* WHAT THE TASK REQUIRES *
Select every line holding the word "компик" and copy it.

* MATERIALS PROVIDED *
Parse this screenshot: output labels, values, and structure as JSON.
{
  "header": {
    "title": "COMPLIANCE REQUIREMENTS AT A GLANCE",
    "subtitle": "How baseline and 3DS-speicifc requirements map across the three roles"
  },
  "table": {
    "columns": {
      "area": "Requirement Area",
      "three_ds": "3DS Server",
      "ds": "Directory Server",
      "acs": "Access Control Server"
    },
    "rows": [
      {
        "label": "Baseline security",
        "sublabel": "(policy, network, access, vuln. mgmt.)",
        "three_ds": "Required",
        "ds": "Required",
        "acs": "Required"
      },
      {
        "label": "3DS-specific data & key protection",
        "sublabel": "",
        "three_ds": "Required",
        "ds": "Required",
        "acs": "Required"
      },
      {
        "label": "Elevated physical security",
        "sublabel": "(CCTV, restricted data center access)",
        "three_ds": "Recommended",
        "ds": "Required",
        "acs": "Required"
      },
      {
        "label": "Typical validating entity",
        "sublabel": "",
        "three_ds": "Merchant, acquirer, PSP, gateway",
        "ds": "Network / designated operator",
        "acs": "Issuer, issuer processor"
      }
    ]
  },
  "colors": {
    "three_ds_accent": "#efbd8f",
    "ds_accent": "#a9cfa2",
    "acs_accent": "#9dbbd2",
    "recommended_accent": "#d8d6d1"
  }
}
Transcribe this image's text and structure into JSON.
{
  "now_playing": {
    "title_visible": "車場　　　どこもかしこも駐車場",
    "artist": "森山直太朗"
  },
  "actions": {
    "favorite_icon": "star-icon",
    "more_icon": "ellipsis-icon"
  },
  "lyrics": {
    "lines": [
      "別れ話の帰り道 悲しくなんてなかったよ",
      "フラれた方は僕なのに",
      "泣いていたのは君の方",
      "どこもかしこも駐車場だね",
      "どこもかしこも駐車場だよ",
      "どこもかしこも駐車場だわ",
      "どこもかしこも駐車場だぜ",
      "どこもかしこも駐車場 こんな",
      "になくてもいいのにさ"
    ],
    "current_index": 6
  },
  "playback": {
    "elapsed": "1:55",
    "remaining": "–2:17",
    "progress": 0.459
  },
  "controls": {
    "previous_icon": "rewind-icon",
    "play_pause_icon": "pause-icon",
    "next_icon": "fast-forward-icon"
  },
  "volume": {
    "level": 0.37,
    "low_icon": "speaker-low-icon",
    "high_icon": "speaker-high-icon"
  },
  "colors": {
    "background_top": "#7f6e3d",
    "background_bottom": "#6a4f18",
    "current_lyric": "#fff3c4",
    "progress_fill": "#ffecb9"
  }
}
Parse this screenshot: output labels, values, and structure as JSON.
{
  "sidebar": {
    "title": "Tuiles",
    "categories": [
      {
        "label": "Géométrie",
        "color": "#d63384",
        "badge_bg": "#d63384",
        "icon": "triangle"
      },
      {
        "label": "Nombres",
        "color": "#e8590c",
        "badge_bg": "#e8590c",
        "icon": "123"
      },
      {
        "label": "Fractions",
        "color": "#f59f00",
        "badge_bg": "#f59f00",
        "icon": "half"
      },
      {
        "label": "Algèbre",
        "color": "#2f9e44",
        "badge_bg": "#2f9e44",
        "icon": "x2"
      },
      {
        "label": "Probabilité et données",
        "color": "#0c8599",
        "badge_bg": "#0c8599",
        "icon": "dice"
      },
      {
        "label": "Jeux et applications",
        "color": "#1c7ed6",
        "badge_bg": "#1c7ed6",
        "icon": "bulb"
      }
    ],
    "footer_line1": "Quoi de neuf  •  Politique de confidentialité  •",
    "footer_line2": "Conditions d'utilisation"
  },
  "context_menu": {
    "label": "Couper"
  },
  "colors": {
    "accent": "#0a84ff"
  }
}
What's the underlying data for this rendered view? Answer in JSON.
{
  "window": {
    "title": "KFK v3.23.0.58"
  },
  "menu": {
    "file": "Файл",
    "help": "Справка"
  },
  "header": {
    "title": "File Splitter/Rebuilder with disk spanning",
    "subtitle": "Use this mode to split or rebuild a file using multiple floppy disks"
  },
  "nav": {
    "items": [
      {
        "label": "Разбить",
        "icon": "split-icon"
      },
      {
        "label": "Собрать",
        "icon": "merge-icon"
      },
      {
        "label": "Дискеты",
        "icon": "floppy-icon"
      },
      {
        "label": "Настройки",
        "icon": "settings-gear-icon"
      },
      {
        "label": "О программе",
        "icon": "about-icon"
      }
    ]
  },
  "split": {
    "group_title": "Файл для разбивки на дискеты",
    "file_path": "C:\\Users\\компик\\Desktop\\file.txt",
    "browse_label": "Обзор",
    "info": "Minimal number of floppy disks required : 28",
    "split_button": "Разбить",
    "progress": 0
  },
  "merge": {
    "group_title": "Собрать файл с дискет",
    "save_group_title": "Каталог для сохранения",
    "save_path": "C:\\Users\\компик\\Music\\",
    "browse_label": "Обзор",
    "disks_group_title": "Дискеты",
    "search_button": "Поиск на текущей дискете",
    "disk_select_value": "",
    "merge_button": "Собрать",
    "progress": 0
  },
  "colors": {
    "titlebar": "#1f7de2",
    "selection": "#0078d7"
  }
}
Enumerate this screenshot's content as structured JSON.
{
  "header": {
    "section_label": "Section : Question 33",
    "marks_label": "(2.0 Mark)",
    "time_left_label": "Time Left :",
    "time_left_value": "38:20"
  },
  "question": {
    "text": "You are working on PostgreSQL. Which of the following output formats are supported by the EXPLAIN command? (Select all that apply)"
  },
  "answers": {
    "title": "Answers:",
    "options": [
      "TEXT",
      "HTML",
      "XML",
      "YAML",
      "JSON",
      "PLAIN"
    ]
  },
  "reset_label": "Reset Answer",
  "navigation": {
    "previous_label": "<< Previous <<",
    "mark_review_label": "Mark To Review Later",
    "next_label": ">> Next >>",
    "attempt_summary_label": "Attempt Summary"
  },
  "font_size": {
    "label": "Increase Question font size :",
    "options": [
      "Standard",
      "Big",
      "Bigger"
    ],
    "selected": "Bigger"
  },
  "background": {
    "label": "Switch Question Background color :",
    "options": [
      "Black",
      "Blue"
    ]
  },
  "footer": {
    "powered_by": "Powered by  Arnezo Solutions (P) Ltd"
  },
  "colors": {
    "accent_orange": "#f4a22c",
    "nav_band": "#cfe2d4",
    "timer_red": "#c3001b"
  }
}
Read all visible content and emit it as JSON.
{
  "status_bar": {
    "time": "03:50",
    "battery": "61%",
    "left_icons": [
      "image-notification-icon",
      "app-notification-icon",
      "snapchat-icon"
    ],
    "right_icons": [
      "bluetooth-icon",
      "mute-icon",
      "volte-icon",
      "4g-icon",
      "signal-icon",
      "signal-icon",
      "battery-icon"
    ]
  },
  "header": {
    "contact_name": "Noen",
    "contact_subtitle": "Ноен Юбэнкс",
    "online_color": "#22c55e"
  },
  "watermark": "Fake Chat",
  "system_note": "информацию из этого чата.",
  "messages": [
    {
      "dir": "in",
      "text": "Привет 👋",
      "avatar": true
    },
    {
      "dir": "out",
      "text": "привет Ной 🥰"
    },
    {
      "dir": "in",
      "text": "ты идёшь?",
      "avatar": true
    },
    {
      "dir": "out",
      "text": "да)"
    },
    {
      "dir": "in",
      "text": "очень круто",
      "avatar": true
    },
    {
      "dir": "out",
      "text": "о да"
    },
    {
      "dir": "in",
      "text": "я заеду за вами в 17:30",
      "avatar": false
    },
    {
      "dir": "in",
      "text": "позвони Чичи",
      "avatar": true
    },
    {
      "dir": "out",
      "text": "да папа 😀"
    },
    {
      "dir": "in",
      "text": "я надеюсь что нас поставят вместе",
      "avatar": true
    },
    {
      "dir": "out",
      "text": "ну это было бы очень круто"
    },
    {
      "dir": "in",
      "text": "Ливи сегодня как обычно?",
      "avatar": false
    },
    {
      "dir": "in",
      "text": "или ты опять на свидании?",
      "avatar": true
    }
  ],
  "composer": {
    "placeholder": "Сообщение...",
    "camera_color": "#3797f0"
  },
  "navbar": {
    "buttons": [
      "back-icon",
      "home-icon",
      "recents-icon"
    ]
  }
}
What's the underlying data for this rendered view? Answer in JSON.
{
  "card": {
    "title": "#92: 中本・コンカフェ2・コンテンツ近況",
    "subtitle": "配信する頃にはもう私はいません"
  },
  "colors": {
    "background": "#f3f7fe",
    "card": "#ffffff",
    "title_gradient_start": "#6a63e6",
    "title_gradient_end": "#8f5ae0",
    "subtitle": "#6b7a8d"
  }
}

* EXPECTED ANSWER *
    "file_path": "C:\\Users\\компик\\Desktop\\file.txt",
    "save_path": "C:\\Users\\компик\\Music\\",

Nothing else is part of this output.